═════ TEXT SHOWN

Friday 3 November 2017

OMG, LOL, WHY!

TGIF!  West High Yield (TSXV:WHY) issued a news release today after the close.  In a nutshell, here is what it said:

  • The buyer, Gryphon Enertprises, LLC was formed for the purpose of acquiring assets.  They have no assets and it isn't worth suing them if they screw us over.  The buyer has hired an "arranger" to raise the USD $750 million, but there are no firm commitments or arrangements to fund the transaction.
  • Listing Baker Mackenzie as the buyer's law firm was an error.  What kind of clown show is this?  Lawyers play a pretty key role in any real deal, so how does a law firm get listed in error?
  • WHY has not yet received the USD $500,000 deposit.  Don't bother checking the bank account over the weekend Frank, as you've already told us that Gryphon doesn't have any assets.
  • They have no clue how a take or pay commitment would work.  Guys, that should be the least of your concerns.  This deal is similar to me selling my house to a homeless guy for $500 million.  The money is not there and your not going to get it.
  • WHY hopes to have its shares trading again soon.  Maybe some suckers will still think the deal is real.

══════════
═════ RAW RECORDS

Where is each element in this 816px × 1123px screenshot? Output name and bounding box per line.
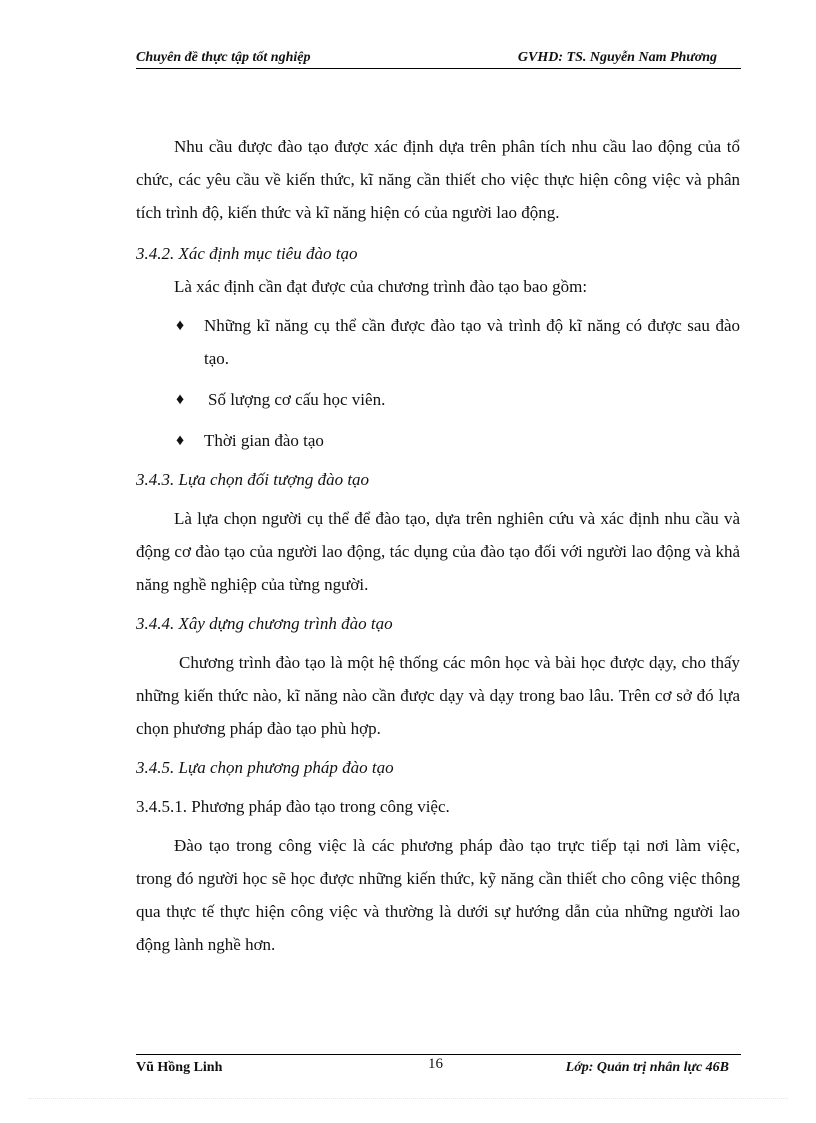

══════════
═════ RAW RECORDS

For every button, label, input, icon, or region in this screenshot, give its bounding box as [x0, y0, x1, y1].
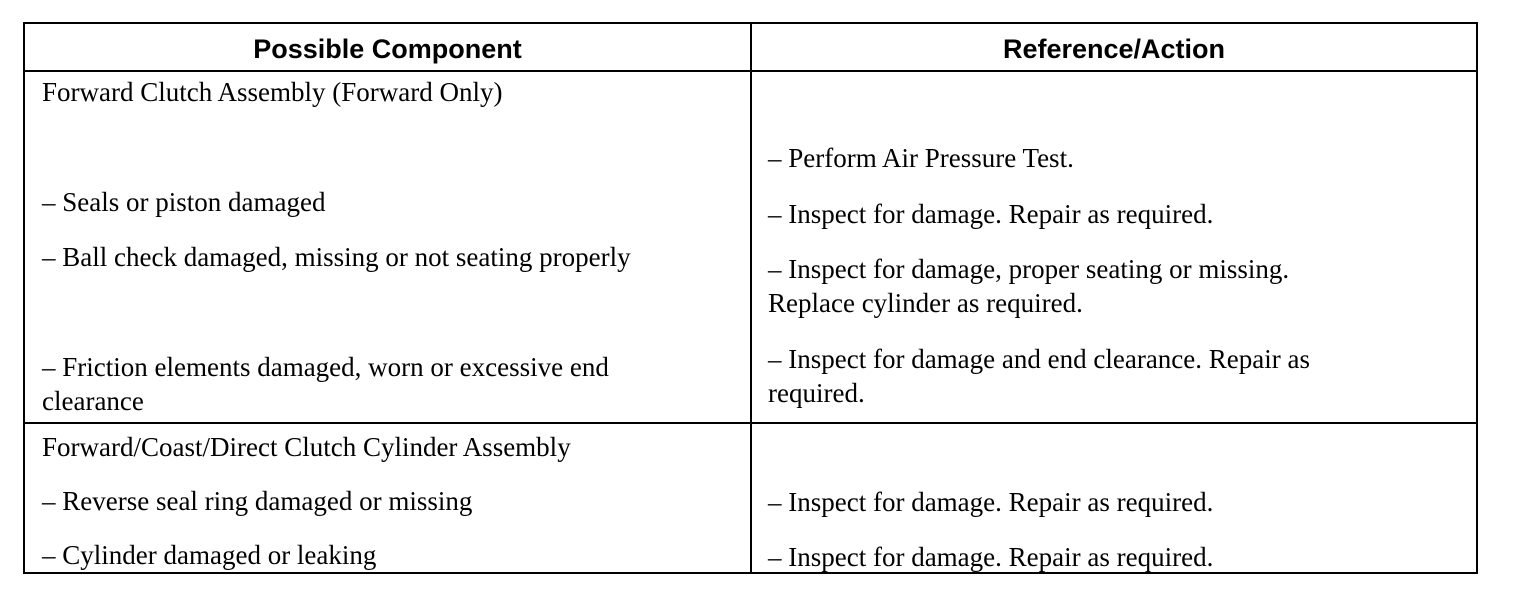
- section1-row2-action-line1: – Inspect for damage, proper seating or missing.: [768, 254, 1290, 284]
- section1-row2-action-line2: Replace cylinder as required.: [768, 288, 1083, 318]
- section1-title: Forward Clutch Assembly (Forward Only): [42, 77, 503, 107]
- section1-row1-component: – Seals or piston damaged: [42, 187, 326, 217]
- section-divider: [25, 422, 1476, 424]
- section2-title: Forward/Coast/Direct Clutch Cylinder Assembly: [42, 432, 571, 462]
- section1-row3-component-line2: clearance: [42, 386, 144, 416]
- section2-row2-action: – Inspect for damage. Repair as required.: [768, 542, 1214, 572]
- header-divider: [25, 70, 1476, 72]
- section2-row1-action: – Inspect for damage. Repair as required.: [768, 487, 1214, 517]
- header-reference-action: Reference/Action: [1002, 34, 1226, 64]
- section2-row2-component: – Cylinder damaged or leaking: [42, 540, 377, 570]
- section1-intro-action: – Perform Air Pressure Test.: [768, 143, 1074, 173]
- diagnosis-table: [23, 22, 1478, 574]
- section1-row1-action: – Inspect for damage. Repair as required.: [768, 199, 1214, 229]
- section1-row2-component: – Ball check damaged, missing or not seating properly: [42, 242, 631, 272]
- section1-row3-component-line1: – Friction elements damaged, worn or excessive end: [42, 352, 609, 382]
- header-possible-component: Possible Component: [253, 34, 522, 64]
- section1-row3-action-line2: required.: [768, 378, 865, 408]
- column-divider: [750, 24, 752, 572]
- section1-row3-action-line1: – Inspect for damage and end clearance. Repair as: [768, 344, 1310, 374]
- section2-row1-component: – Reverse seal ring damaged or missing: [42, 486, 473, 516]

══════════

▶ TASK REQUIREMENTS
1. Echo the stretch of the West High Yield post from "OMG, LOL, WHY!" through "listed in error?".
2. In the West High Yield post, which law firm was listed in error as the buyer's law firm?

▶ WORKED ANSWERS
1.
OMG, LOL, WHY!

TGIF!  West High Yield (TSXV:WHY) issued a news release today after the close.  In a nutshell, here is what it said:

  • The buyer, Gryphon Enertprises, LLC was formed for the purpose of acquiring assets.  They have no assets and it isn't worth suing them if they screw us over.  The buyer has hired an "arranger" to raise the USD $750 million, but there are no firm commitments or arrangements to fund the transaction.
  • Listing Baker Mackenzie as the buyer's law firm was an error.  What kind of clown show is this?  Lawyers play a pretty key role in any real deal, so how does a law firm get listed in error?

2. Baker Mackenzie